(Set exercise):
Go through the records and give each one again exactly.
+ + + + + + +
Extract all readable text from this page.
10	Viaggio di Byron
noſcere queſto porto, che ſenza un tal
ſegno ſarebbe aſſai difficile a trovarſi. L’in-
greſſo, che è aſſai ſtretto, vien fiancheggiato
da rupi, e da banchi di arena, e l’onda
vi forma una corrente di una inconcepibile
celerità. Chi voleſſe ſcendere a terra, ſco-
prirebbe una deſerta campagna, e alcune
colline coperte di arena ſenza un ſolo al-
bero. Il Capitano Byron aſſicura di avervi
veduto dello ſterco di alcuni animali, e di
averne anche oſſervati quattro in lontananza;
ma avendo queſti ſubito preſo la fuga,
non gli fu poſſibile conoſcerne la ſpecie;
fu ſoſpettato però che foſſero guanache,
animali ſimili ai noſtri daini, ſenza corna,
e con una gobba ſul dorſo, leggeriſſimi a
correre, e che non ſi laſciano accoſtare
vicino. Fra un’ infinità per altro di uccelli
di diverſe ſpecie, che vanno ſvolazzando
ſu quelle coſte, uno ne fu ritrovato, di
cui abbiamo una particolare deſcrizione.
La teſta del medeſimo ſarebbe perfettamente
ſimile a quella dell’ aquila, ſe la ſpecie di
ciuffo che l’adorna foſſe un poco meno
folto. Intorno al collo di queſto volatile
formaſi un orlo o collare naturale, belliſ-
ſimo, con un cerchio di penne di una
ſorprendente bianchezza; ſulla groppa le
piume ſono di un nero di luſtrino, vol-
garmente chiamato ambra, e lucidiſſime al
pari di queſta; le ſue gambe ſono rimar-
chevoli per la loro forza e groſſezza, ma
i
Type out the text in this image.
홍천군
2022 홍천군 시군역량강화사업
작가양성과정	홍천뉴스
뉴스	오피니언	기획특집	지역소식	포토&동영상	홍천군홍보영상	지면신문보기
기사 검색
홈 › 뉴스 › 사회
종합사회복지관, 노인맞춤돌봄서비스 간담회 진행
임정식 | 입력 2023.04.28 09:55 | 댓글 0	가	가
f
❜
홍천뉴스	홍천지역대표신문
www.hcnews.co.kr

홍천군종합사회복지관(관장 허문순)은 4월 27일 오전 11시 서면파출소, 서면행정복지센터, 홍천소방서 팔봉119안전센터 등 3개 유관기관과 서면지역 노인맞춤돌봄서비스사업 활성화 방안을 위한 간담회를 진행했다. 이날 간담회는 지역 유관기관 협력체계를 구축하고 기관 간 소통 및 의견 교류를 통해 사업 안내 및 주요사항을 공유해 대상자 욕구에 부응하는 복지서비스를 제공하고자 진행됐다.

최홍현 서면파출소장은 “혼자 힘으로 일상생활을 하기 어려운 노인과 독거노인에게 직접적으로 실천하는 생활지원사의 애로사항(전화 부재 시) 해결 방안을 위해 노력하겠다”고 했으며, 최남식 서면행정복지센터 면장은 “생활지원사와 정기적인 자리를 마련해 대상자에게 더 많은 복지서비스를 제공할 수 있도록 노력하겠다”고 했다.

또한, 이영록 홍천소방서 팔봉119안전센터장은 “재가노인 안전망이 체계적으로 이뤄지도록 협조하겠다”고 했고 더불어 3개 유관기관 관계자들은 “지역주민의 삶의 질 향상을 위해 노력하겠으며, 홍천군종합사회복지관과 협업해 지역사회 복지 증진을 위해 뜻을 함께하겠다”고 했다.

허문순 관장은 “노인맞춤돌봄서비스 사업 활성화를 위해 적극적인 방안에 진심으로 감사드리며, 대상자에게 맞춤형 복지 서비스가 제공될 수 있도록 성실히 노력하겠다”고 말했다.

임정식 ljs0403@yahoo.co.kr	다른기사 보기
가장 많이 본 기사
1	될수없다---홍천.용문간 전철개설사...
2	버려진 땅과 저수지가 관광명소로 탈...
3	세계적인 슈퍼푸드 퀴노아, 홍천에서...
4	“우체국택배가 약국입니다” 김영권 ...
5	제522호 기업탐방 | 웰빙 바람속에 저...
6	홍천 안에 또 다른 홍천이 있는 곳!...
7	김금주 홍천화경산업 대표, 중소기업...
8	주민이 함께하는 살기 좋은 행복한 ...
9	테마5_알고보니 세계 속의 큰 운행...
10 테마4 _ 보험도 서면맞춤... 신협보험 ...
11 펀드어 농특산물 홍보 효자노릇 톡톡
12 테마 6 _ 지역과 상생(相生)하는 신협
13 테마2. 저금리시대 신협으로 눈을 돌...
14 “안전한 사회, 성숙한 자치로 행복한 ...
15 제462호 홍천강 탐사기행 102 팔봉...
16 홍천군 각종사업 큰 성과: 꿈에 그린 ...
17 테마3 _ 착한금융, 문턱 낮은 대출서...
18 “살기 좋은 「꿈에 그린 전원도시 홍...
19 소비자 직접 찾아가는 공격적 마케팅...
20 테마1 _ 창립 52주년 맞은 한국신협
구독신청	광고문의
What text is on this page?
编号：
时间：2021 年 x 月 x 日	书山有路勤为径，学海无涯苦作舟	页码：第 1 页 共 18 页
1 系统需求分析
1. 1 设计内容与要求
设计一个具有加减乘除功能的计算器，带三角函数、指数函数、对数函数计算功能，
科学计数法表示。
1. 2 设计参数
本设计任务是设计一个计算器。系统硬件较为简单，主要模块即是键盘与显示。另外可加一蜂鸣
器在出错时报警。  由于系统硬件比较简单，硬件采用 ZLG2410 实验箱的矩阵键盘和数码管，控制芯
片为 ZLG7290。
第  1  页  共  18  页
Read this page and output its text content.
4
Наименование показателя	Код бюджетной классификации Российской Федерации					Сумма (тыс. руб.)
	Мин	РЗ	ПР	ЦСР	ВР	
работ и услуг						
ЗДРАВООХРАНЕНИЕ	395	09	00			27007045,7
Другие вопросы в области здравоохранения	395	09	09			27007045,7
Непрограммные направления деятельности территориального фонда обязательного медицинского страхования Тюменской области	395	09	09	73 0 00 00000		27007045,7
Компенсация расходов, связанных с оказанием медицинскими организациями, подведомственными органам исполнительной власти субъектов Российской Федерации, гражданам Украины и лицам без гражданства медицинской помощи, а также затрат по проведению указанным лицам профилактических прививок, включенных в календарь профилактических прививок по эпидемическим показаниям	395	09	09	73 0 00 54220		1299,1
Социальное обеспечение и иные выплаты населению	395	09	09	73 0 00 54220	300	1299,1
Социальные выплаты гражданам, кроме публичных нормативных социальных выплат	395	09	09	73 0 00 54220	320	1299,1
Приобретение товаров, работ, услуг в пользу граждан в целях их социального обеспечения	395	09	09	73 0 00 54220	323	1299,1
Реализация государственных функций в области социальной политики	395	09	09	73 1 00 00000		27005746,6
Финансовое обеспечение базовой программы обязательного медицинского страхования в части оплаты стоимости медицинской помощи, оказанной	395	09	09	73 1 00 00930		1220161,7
+ + + + + + +
(Final answer):
Extract all readable text from this page.
10	Viaggio di Byron
noſcere queſto porto, che ſenza un tal
ſegno ſarebbe aſſai difficile a trovarſi. L’in-
greſſo, che è aſſai ſtretto, vien fiancheggiato
da rupi, e da banchi di arena, e l’onda
vi forma una corrente di una inconcepibile
celerità. Chi voleſſe ſcendere a terra, ſco-
prirebbe una deſerta campagna, e alcune
colline coperte di arena ſenza un ſolo al-
bero. Il Capitano Byron aſſicura di avervi
veduto dello ſterco di alcuni animali, e di
averne anche oſſervati quattro in lontananza;
ma avendo queſti ſubito preſo la fuga,
non gli fu poſſibile conoſcerne la ſpecie;
fu ſoſpettato però che foſſero guanache,
animali ſimili ai noſtri daini, ſenza corna,
e con una gobba ſul dorſo, leggeriſſimi a
correre, e che non ſi laſciano accoſtare
vicino. Fra un’ infinità per altro di uccelli
di diverſe ſpecie, che vanno ſvolazzando
ſu quelle coſte, uno ne fu ritrovato, di
cui abbiamo una particolare deſcrizione.
La teſta del medeſimo ſarebbe perfettamente
ſimile a quella dell’ aquila, ſe la ſpecie di
ciuffo che l’adorna foſſe un poco meno
folto. Intorno al collo di queſto volatile
formaſi un orlo o collare naturale, belliſ-
ſimo, con un cerchio di penne di una
ſorprendente bianchezza; ſulla groppa le
piume ſono di un nero di luſtrino, vol-
garmente chiamato ambra, e lucidiſſime al
pari di queſta; le ſue gambe ſono rimar-
chevoli per la loro forza e groſſezza, ma
i
Type out the text in this image.
홍천군
2022 홍천군 시군역량강화사업
작가양성과정	홍천뉴스
뉴스	오피니언	기획특집	지역소식	포토&동영상	홍천군홍보영상	지면신문보기
기사 검색
홈 › 뉴스 › 사회
종합사회복지관, 노인맞춤돌봄서비스 간담회 진행
임정식 | 입력 2023.04.28 09:55 | 댓글 0	가	가
f
❜
홍천뉴스	홍천지역대표신문
www.hcnews.co.kr

홍천군종합사회복지관(관장 허문순)은 4월 27일 오전 11시 서면파출소, 서면행정복지센터, 홍천소방서 팔봉119안전센터 등 3개 유관기관과 서면지역 노인맞춤돌봄서비스사업 활성화 방안을 위한 간담회를 진행했다. 이날 간담회는 지역 유관기관 협력체계를 구축하고 기관 간 소통 및 의견 교류를 통해 사업 안내 및 주요사항을 공유해 대상자 욕구에 부응하는 복지서비스를 제공하고자 진행됐다.

최홍현 서면파출소장은 “혼자 힘으로 일상생활을 하기 어려운 노인과 독거노인에게 직접적으로 실천하는 생활지원사의 애로사항(전화 부재 시) 해결 방안을 위해 노력하겠다”고 했으며, 최남식 서면행정복지센터 면장은 “생활지원사와 정기적인 자리를 마련해 대상자에게 더 많은 복지서비스를 제공할 수 있도록 노력하겠다”고 했다.

또한, 이영록 홍천소방서 팔봉119안전센터장은 “재가노인 안전망이 체계적으로 이뤄지도록 협조하겠다”고 했고 더불어 3개 유관기관 관계자들은 “지역주민의 삶의 질 향상을 위해 노력하겠으며, 홍천군종합사회복지관과 협업해 지역사회 복지 증진을 위해 뜻을 함께하겠다”고 했다.

허문순 관장은 “노인맞춤돌봄서비스 사업 활성화를 위해 적극적인 방안에 진심으로 감사드리며, 대상자에게 맞춤형 복지 서비스가 제공될 수 있도록 성실히 노력하겠다”고 말했다.

임정식 ljs0403@yahoo.co.kr	다른기사 보기
가장 많이 본 기사
1	될수없다---홍천.용문간 전철개설사...
2	버려진 땅과 저수지가 관광명소로 탈...
3	세계적인 슈퍼푸드 퀴노아, 홍천에서...
4	“우체국택배가 약국입니다” 김영권 ...
5	제522호 기업탐방 | 웰빙 바람속에 저...
6	홍천 안에 또 다른 홍천이 있는 곳!...
7	김금주 홍천화경산업 대표, 중소기업...
8	주민이 함께하는 살기 좋은 행복한 ...
9	테마5_알고보니 세계 속의 큰 운행...
10 테마4 _ 보험도 서면맞춤... 신협보험 ...
11 펀드어 농특산물 홍보 효자노릇 톡톡
12 테마 6 _ 지역과 상생(相生)하는 신협
13 테마2. 저금리시대 신협으로 눈을 돌...
14 “안전한 사회, 성숙한 자치로 행복한 ...
15 제462호 홍천강 탐사기행 102 팔봉...
16 홍천군 각종사업 큰 성과: 꿈에 그린 ...
17 테마3 _ 착한금융, 문턱 낮은 대출서...
18 “살기 좋은 「꿈에 그린 전원도시 홍...
19 소비자 직접 찾아가는 공격적 마케팅...
20 테마1 _ 창립 52주년 맞은 한국신협
구독신청	광고문의
What text is on this page?
编号：
时间：2021 年 x 月 x 日	书山有路勤为径，学海无涯苦作舟	页码：第 1 页 共 18 页
1 系统需求分析
1. 1 设计内容与要求
设计一个具有加减乘除功能的计算器，带三角函数、指数函数、对数函数计算功能，
科学计数法表示。
1. 2 设计参数
本设计任务是设计一个计算器。系统硬件较为简单，主要模块即是键盘与显示。另外可加一蜂鸣
器在出错时报警。  由于系统硬件比较简单，硬件采用 ZLG2410 实验箱的矩阵键盘和数码管，控制芯
片为 ZLG7290。
第  1  页  共  18  页
Read this page and output its text content.
4
Наименование показателя	Код бюджетной классификации Российской Федерации					Сумма (тыс. руб.)
	Мин	РЗ	ПР	ЦСР	ВР	
работ и услуг						
ЗДРАВООХРАНЕНИЕ	395	09	00			27007045,7
Другие вопросы в области здравоохранения	395	09	09			27007045,7
Непрограммные направления деятельности территориального фонда обязательного медицинского страхования Тюменской области	395	09	09	73 0 00 00000		27007045,7
Компенсация расходов, связанных с оказанием медицинскими организациями, подведомственными органам исполнительной власти субъектов Российской Федерации, гражданам Украины и лицам без гражданства медицинской помощи, а также затрат по проведению указанным лицам профилактических прививок, включенных в календарь профилактических прививок по эпидемическим показаниям	395	09	09	73 0 00 54220		1299,1
Социальное обеспечение и иные выплаты населению	395	09	09	73 0 00 54220	300	1299,1
Социальные выплаты гражданам, кроме публичных нормативных социальных выплат	395	09	09	73 0 00 54220	320	1299,1
Приобретение товаров, работ, услуг в пользу граждан в целях их социального обеспечения	395	09	09	73 0 00 54220	323	1299,1
Реализация государственных функций в области социальной политики	395	09	09	73 1 00 00000		27005746,6
Финансовое обеспечение базовой программы обязательного медицинского страхования в части оплаты стоимости медицинской помощи, оказанной	395	09	09	73 1 00 00930		1220161,7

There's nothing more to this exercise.